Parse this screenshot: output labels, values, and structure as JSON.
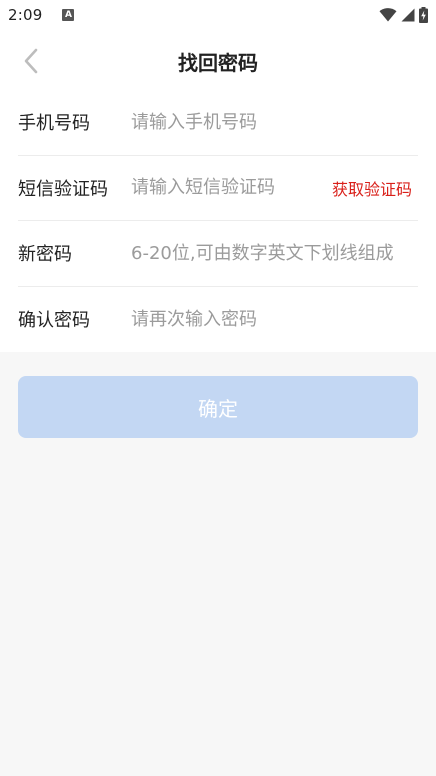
{
  "status_bar": {
    "time": "2:09",
    "notification_glyph": "A",
    "icons": [
      "wifi-icon",
      "signal-icon",
      "battery-charging-icon"
    ]
  },
  "header": {
    "back_icon": "chevron-left-icon",
    "title": "找回密码"
  },
  "form": {
    "phone": {
      "label": "手机号码",
      "placeholder": "请输入手机号码",
      "value": ""
    },
    "sms_code": {
      "label": "短信验证码",
      "placeholder": "请输入短信验证码",
      "value": "",
      "action_label": "获取验证码"
    },
    "new_password": {
      "label": "新密码",
      "placeholder": "6-20位,可由数字英文下划线组成",
      "value": ""
    },
    "confirm_password": {
      "label": "确认密码",
      "placeholder": "请再次输入密码",
      "value": ""
    }
  },
  "confirm_button": {
    "label": "确定"
  },
  "colors": {
    "accent_red": "#d9201a",
    "button_disabled_blue": "#c3d7f3",
    "page_background": "#f7f7f7",
    "placeholder_gray": "#9b9b9b"
  }
}
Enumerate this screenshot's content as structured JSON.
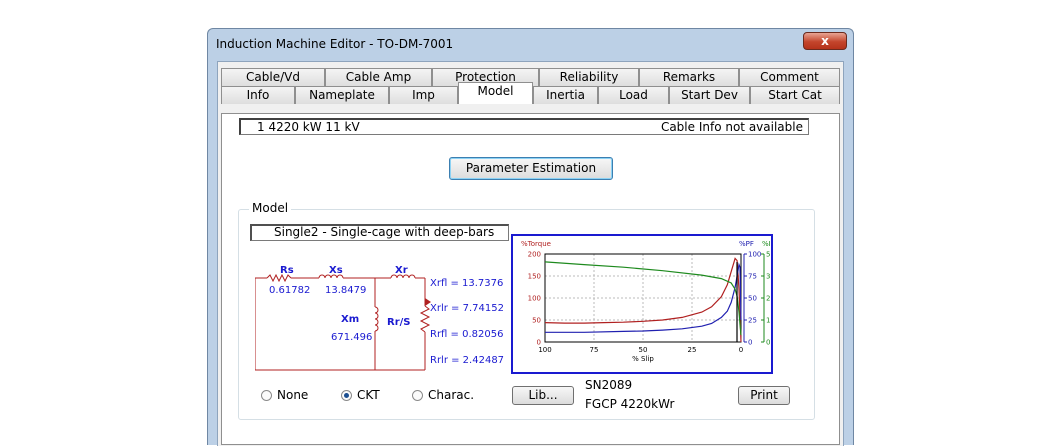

### Brief
Output all of the entries verbatim, leaving out any images.

### Solution to this problem
Parse this screenshot: output labels, values, and structure as JSON.
{
  "status_bar": {
    "time": "2:09",
    "notification_glyph": "A",
    "icons": [
      "wifi-icon",
      "signal-icon",
      "battery-charging-icon"
    ]
  },
  "header": {
    "back_icon": "chevron-left-icon",
    "title": "找回密码"
  },
  "form": {
    "phone": {
      "label": "手机号码",
      "placeholder": "请输入手机号码",
      "value": ""
    },
    "sms_code": {
      "label": "短信验证码",
      "placeholder": "请输入短信验证码",
      "value": "",
      "action_label": "获取验证码"
    },
    "new_password": {
      "label": "新密码",
      "placeholder": "6-20位,可由数字英文下划线组成",
      "value": ""
    },
    "confirm_password": {
      "label": "确认密码",
      "placeholder": "请再次输入密码",
      "value": ""
    }
  },
  "confirm_button": {
    "label": "确定"
  },
  "colors": {
    "accent_red": "#d9201a",
    "button_disabled_blue": "#c3d7f3",
    "page_background": "#f7f7f7",
    "placeholder_gray": "#9b9b9b"
  }
}
Enumerate this screenshot's content as structured JSON.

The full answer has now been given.